══ THE INPUT ══
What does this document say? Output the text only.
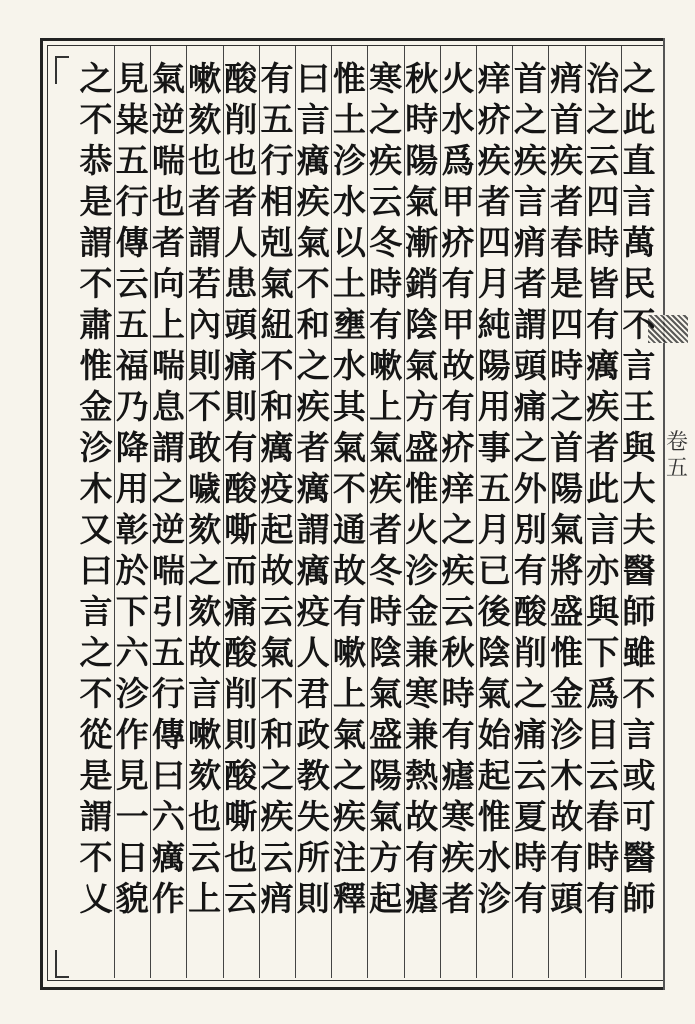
之
此
直
言
萬
民
不
言
王
與
大
夫
醫
師
雖
不
言
或
可
醫
師
治
之
云
四
時
皆
有
癘
疾
者
此
言
亦
與
下
爲
目
云
春
時
有
痟
首
疾
者
春
是
四
時
之
首
陽
氣
將
盛
惟
金
沴
木
故
有
頭
首
之
疾
言
痟
者
謂
頭
痛
之
外
別
有
酸
削
之
痛
云
夏
時
有
痒
疥
疾
者
四
月
純
陽
用
事
五
月
已
後
陰
氣
始
起
惟
水
沴
火
水
爲
甲
疥
有
甲
故
有
疥
痒
之
疾
云
秋
時
有
瘧
寒
疾
者
秋
時
陽
氣
漸
銷
陰
氣
方
盛
惟
火
沴
金
兼
寒
兼
熱
故
有
瘧
寒
之
疾
云
冬
時
有
嗽
上
氣
疾
者
冬
時
陰
氣
盛
陽
氣
方
起
惟
土
沴
水
以
土
壅
水
其
氣
不
通
故
有
嗽
上
氣
之
疾
注
釋
曰
言
癘
疾
氣
不
和
之
疾
者
癘
謂
癘
疫
人
君
政
教
失
所
則
有
五
行
相
剋
氣
紐
不
和
癘
疫
起
故
云
氣
不
和
之
疾
云
痟
酸
削
也
者
人
患
頭
痛
則
有
酸
嘶
而
痛
酸
削
則
酸
嘶
也
云
嗽
欬
也
者
謂
若
內
則
不
敢
噦
欬
之
欬
故
言
嗽
欬
也
云
上
氣
逆
喘
也
者
向
上
喘
息
謂
之
逆
喘
引
五
行
傳
曰
六
癘
作
見
粜
五
行
傳
云
五
福
乃
降
用
彰
於
下
六
沴
作
見
一
日
貌
之
不
恭
是
謂
不
肅
惟
金
沴
木
又
曰
言
之
不
從
是
謂
不
乂
卷五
═══
The data above should be repeated exactly, minus any pictures.

→ **SOLUTION TO THIS TASK**:
What does this document say? Output the text only.
之
此
直
言
萬
民
不
言
王
與
大
夫
醫
師
雖
不
言
或
可
醫
師
治
之
云
四
時
皆
有
癘
疾
者
此
言
亦
與
下
爲
目
云
春
時
有
痟
首
疾
者
春
是
四
時
之
首
陽
氣
將
盛
惟
金
沴
木
故
有
頭
首
之
疾
言
痟
者
謂
頭
痛
之
外
別
有
酸
削
之
痛
云
夏
時
有
痒
疥
疾
者
四
月
純
陽
用
事
五
月
已
後
陰
氣
始
起
惟
水
沴
火
水
爲
甲
疥
有
甲
故
有
疥
痒
之
疾
云
秋
時
有
瘧
寒
疾
者
秋
時
陽
氣
漸
銷
陰
氣
方
盛
惟
火
沴
金
兼
寒
兼
熱
故
有
瘧
寒
之
疾
云
冬
時
有
嗽
上
氣
疾
者
冬
時
陰
氣
盛
陽
氣
方
起
惟
土
沴
水
以
土
壅
水
其
氣
不
通
故
有
嗽
上
氣
之
疾
注
釋
曰
言
癘
疾
氣
不
和
之
疾
者
癘
謂
癘
疫
人
君
政
教
失
所
則
有
五
行
相
剋
氣
紐
不
和
癘
疫
起
故
云
氣
不
和
之
疾
云
痟
酸
削
也
者
人
患
頭
痛
則
有
酸
嘶
而
痛
酸
削
則
酸
嘶
也
云
嗽
欬
也
者
謂
若
內
則
不
敢
噦
欬
之
欬
故
言
嗽
欬
也
云
上
氣
逆
喘
也
者
向
上
喘
息
謂
之
逆
喘
引
五
行
傳
曰
六
癘
作
見
粜
五
行
傳
云
五
福
乃
降
用
彰
於
下
六
沴
作
見
一
日
貌
之
不
恭
是
謂
不
肅
惟
金
沴
木
又
曰
言
之
不
從
是
謂
不
乂
卷五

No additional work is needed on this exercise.